> _AIM_: Copy out all lines with the word "finiture" in them.
__________
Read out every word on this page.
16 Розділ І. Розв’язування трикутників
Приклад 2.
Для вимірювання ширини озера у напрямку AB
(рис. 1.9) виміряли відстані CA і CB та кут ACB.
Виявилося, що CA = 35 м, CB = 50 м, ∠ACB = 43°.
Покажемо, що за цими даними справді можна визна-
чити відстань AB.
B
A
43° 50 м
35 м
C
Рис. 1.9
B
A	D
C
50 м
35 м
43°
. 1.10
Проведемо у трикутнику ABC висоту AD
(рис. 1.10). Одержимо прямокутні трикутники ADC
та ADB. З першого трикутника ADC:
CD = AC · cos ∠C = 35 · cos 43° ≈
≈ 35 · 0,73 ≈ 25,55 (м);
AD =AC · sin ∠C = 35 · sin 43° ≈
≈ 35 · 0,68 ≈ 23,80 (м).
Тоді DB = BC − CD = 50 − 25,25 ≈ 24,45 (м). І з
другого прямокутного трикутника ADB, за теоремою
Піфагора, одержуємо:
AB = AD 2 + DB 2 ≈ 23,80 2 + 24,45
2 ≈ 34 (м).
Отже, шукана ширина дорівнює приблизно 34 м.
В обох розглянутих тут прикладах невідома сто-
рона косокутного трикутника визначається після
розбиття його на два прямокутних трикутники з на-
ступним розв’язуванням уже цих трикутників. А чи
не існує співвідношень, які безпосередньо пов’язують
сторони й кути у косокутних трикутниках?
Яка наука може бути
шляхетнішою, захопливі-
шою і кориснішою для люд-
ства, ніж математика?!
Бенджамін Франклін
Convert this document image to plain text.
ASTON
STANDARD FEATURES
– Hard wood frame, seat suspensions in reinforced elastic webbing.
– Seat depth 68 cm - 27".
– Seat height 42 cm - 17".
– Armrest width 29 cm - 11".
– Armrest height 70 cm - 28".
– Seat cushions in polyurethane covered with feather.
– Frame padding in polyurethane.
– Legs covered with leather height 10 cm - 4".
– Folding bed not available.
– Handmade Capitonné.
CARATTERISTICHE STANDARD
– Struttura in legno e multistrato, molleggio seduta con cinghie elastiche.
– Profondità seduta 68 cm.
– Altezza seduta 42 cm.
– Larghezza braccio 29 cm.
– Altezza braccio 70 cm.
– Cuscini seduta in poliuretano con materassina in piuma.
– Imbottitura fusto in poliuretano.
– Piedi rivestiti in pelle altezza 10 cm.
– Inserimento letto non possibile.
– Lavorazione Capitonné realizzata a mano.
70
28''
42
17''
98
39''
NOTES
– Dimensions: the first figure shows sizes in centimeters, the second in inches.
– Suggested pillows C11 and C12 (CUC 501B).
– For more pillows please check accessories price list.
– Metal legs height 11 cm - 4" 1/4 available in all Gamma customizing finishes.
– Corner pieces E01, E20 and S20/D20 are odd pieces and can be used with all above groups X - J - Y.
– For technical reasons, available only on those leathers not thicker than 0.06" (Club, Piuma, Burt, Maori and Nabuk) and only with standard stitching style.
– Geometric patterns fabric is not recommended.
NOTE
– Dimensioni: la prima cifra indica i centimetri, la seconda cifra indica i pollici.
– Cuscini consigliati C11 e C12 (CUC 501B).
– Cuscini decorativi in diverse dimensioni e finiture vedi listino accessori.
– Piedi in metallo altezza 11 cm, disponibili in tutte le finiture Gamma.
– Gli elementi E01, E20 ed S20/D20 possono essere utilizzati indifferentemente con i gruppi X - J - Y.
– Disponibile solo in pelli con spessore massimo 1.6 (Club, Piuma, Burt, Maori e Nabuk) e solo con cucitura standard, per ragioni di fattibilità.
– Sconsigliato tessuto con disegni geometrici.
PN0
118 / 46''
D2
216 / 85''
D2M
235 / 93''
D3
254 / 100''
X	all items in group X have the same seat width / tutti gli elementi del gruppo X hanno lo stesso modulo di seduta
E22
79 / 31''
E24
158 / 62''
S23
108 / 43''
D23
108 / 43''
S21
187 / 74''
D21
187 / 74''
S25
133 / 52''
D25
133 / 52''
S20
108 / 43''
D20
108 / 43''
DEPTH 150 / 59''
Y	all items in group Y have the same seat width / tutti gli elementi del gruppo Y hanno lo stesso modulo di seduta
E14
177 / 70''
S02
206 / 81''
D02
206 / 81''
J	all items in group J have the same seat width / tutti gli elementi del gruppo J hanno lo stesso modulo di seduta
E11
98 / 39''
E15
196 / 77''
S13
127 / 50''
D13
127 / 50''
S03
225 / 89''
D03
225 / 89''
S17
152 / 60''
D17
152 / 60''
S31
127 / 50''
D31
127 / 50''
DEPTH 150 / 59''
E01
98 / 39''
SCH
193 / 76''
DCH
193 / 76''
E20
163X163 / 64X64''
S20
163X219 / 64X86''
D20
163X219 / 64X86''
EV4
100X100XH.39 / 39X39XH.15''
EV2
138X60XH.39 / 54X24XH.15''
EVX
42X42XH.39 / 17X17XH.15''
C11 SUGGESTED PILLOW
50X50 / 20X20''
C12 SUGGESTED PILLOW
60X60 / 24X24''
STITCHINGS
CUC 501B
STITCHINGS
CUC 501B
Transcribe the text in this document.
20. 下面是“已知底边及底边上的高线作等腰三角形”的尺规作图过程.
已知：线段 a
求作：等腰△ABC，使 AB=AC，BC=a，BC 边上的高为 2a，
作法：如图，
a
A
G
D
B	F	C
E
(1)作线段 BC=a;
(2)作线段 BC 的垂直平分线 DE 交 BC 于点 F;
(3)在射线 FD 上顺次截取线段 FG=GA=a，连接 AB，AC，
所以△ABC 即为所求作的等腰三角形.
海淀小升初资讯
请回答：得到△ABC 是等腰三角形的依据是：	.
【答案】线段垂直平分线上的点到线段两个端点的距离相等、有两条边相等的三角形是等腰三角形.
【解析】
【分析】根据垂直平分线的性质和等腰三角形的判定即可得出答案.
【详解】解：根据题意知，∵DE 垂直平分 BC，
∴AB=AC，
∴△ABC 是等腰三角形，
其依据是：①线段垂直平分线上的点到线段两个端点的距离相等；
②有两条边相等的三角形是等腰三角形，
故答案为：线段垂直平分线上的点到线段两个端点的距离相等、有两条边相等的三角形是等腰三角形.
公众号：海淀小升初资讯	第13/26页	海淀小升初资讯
__________
> _RESPONSE_:
– Cuscini decorativi in diverse dimensioni e finiture vedi listino accessori.
– Piedi in metallo altezza 11 cm, disponibili in tutte le finiture Gamma.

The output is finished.